** START Material for this task **

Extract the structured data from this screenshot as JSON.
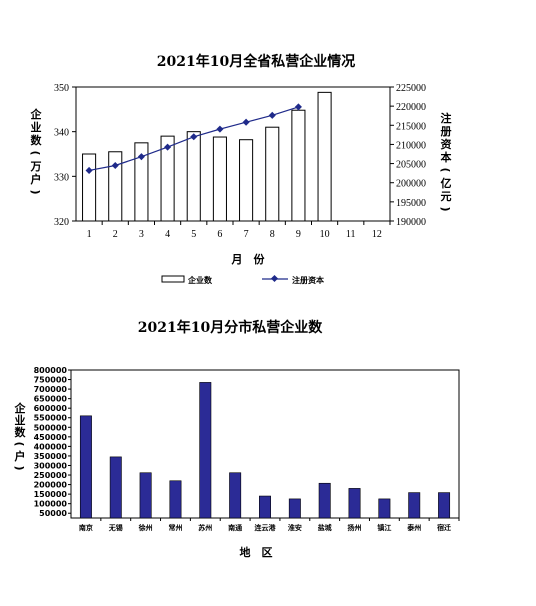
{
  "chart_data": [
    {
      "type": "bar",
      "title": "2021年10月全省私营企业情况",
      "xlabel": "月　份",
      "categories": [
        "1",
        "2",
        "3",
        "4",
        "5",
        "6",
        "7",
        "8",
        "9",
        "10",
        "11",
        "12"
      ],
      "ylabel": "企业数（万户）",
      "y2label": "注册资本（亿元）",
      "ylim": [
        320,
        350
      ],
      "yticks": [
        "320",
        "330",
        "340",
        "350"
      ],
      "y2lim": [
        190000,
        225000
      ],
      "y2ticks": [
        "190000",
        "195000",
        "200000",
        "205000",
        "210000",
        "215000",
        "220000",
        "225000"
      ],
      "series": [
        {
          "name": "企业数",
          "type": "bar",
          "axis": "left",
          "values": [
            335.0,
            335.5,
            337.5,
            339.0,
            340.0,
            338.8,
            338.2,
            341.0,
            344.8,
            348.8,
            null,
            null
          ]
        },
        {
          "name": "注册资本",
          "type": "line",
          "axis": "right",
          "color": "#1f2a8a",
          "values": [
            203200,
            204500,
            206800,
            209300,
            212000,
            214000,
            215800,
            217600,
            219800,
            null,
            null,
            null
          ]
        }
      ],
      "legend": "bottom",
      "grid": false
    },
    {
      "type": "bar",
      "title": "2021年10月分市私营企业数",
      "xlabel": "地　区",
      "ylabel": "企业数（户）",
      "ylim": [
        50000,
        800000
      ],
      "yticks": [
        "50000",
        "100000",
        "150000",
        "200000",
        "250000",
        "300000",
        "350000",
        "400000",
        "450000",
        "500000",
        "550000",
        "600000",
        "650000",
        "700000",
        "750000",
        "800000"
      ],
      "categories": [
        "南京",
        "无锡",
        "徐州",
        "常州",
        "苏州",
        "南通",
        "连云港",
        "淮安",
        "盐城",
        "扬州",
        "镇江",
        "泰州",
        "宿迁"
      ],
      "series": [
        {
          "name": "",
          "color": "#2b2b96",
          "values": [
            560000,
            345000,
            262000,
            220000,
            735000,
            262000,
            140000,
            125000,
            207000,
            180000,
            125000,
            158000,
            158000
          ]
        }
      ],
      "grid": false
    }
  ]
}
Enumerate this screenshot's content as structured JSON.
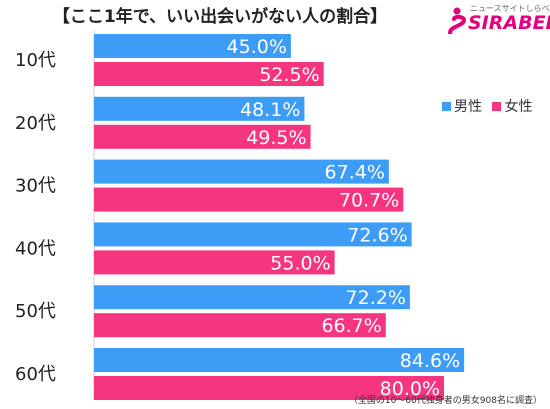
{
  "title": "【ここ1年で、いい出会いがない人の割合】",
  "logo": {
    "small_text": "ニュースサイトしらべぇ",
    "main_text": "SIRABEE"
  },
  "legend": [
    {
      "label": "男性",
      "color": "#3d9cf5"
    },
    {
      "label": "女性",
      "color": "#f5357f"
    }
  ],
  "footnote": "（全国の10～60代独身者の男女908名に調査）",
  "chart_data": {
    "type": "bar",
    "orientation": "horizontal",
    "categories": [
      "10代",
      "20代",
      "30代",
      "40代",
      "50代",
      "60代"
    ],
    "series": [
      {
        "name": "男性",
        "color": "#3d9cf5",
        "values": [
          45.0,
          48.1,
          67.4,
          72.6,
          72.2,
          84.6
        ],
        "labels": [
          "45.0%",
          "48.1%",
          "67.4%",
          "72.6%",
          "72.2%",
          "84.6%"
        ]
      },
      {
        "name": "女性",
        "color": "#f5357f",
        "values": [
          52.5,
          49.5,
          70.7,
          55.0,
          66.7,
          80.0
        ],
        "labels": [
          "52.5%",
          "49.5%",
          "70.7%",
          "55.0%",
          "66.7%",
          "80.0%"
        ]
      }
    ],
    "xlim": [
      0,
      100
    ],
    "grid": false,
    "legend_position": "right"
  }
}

** END Material for this task **

### Directions
Using the listing, copy every line where the word "structured" shows up.

### Answer for this exercise
Extract the structured data from this screenshot as JSON.
Enumerate this screenshot's content as structured JSON.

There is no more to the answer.